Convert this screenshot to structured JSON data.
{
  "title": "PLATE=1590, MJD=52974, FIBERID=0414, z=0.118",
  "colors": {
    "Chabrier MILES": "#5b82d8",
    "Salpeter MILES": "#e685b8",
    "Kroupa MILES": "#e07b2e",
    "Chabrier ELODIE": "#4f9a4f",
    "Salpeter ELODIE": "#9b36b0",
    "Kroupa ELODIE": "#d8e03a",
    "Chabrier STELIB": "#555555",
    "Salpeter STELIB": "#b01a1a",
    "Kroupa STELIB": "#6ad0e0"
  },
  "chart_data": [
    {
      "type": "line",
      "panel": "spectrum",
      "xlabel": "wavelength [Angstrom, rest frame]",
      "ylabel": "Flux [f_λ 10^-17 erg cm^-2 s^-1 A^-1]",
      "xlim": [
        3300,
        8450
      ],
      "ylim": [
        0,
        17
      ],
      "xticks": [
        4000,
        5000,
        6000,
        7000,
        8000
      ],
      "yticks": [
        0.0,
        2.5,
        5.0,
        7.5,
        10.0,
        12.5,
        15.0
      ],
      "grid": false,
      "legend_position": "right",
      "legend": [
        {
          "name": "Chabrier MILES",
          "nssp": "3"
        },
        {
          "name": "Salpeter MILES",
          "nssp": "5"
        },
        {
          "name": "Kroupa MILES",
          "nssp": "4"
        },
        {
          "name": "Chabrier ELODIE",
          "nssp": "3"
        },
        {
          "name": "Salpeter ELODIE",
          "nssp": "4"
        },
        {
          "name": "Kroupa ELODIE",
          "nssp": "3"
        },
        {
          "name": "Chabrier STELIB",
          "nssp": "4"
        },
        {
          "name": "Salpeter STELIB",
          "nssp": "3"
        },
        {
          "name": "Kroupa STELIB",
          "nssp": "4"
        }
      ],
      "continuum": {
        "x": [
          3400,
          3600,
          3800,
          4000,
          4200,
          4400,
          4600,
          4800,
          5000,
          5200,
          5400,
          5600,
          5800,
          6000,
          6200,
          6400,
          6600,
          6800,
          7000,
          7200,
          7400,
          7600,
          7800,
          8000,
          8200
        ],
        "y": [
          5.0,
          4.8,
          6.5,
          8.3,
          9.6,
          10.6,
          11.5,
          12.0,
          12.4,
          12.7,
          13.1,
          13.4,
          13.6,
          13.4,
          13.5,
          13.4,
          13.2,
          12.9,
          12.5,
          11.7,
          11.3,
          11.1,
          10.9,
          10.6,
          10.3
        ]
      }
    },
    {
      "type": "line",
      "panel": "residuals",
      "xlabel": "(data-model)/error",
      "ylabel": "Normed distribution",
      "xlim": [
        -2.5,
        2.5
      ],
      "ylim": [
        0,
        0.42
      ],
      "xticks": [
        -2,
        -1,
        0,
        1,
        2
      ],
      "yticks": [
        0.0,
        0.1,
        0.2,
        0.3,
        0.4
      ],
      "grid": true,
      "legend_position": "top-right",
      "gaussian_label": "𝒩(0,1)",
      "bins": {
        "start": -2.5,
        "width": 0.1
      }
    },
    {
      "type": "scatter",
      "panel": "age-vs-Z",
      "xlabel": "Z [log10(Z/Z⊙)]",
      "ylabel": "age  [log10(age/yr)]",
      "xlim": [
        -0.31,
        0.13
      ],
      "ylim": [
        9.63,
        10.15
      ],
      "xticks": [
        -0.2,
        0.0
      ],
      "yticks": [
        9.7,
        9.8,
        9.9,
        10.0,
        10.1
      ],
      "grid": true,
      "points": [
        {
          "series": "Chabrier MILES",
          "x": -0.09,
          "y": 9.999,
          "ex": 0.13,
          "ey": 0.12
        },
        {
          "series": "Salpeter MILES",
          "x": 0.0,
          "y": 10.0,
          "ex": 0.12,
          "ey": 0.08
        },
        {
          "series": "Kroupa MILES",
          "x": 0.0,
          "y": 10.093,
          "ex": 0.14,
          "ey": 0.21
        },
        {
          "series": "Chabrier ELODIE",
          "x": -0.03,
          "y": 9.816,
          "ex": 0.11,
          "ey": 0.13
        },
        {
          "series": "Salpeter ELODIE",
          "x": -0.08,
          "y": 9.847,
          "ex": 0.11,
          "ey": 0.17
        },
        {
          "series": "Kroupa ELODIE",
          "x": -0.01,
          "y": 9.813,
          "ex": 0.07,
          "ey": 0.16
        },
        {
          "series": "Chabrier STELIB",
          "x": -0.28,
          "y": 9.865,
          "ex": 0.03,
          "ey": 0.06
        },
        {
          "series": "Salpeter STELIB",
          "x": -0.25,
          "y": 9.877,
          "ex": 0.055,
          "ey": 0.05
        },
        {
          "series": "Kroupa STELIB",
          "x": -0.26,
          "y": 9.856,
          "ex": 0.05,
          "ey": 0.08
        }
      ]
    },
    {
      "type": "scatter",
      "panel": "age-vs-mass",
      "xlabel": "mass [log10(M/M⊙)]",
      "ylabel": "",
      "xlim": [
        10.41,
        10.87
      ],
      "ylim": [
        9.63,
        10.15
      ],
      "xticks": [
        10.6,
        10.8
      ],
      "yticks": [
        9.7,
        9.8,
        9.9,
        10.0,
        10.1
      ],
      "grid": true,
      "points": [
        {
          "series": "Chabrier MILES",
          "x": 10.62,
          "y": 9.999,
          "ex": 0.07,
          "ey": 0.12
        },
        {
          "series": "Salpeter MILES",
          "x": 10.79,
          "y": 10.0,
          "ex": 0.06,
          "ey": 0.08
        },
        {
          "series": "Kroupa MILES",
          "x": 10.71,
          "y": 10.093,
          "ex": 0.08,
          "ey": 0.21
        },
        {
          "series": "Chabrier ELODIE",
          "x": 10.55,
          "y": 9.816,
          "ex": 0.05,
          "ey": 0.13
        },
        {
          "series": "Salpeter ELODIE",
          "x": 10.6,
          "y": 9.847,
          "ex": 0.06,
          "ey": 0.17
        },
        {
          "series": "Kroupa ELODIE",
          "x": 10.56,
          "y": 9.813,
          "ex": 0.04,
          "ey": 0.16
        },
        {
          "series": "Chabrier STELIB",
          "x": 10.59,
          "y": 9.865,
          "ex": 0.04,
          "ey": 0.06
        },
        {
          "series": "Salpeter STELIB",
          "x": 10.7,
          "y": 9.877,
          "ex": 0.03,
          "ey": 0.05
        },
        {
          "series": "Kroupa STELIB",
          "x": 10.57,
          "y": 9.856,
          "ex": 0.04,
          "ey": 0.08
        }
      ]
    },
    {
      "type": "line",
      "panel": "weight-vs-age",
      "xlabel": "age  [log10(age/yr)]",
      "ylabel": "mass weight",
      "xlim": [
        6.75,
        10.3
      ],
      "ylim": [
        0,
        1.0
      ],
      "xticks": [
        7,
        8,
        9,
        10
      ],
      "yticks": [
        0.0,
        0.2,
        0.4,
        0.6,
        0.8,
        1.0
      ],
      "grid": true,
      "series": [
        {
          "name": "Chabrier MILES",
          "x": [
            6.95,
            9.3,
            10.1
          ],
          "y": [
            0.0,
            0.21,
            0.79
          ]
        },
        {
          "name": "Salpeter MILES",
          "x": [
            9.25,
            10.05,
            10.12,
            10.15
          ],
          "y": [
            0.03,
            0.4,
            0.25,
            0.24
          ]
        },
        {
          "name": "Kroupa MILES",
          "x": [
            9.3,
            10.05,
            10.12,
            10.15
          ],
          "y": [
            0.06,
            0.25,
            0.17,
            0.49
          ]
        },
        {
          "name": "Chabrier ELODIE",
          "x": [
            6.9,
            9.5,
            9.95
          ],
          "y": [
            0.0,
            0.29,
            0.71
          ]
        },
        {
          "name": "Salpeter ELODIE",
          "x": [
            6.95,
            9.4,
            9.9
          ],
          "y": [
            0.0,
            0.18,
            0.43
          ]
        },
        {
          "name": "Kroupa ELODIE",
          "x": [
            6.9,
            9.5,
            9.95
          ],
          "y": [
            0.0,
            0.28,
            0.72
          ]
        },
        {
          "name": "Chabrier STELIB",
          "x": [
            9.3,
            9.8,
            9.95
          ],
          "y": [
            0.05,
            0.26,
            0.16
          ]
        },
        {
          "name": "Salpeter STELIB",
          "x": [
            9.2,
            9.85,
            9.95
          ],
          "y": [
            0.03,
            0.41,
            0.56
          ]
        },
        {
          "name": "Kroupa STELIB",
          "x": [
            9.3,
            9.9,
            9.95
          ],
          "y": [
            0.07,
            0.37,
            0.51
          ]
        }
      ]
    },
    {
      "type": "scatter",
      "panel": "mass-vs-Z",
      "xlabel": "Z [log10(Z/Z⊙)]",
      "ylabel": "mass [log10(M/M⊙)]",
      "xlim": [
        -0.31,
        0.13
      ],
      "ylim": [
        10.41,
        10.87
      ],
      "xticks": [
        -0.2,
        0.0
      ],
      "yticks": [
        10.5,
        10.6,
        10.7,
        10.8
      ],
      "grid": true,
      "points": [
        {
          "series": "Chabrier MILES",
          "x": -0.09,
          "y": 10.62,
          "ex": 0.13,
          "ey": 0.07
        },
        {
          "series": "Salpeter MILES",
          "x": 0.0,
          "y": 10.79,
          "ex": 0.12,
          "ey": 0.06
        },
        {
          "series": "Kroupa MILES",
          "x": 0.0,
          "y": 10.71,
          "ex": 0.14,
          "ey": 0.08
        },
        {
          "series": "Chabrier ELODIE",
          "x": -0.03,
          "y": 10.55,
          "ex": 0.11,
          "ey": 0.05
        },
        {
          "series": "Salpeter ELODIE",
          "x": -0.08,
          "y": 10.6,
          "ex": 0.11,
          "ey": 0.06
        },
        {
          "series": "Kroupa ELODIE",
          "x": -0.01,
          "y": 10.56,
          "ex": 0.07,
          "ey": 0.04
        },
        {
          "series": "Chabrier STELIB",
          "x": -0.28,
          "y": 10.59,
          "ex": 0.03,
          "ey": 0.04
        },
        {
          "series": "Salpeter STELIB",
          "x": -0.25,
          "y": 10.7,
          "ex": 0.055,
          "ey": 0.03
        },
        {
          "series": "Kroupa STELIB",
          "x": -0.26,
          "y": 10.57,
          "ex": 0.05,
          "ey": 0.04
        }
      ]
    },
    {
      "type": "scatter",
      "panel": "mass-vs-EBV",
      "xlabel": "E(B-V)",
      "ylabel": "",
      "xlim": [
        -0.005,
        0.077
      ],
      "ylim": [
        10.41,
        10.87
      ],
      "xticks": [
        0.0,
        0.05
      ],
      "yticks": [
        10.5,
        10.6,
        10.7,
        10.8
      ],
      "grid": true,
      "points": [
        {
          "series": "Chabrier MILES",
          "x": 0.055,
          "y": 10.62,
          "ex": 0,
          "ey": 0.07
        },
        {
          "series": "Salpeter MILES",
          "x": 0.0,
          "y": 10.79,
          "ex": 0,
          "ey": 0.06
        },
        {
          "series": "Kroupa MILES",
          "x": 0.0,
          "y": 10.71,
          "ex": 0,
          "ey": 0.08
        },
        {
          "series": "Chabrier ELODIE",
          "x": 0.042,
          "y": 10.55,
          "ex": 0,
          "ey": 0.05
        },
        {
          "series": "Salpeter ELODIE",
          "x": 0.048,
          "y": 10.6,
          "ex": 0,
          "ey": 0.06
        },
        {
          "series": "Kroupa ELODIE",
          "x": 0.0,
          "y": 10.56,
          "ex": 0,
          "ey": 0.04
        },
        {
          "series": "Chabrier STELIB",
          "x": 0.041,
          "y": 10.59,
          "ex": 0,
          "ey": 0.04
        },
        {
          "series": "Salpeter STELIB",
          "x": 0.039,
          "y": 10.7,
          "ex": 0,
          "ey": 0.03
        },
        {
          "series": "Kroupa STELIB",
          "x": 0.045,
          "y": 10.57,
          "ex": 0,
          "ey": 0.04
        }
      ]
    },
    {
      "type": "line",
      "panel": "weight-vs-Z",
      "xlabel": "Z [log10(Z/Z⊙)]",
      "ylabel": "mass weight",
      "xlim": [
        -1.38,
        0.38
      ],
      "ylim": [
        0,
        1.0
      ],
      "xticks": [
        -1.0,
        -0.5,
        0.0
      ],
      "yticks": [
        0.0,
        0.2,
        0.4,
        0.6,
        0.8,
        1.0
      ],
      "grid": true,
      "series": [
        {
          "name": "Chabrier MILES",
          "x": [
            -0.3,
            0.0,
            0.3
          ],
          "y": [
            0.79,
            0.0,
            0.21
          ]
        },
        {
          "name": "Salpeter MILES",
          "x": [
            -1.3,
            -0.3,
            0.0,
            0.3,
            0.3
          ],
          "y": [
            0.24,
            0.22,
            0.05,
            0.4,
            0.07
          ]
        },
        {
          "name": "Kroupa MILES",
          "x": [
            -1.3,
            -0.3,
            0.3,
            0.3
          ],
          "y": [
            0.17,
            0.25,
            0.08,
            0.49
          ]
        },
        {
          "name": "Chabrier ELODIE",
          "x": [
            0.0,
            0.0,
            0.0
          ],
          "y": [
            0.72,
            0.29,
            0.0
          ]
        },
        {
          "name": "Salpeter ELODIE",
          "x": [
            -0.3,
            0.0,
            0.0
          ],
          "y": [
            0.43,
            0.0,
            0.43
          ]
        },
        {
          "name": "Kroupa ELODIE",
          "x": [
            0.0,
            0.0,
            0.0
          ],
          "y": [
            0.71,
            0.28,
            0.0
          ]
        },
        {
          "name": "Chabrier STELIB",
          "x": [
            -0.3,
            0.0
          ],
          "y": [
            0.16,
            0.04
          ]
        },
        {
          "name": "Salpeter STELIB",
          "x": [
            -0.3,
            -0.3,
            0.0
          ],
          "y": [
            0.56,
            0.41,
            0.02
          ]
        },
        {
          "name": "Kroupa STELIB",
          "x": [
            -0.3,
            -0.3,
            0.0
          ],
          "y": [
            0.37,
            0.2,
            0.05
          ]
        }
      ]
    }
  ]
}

________________

» TASK
Locate all lines in the listing above with the word "ylabel". Copy them.

» CORRECT OUTPUT
      "ylabel": "Flux [f_λ 10^-17 erg cm^-2 s^-1 A^-1]",
      "ylabel": "Normed distribution",
      "ylabel": "age  [log10(age/yr)]",
      "ylabel": "",
      "ylabel": "mass weight",
      "ylabel": "mass [log10(M/M⊙)]",
      "ylabel": "",
      "ylabel": "mass weight",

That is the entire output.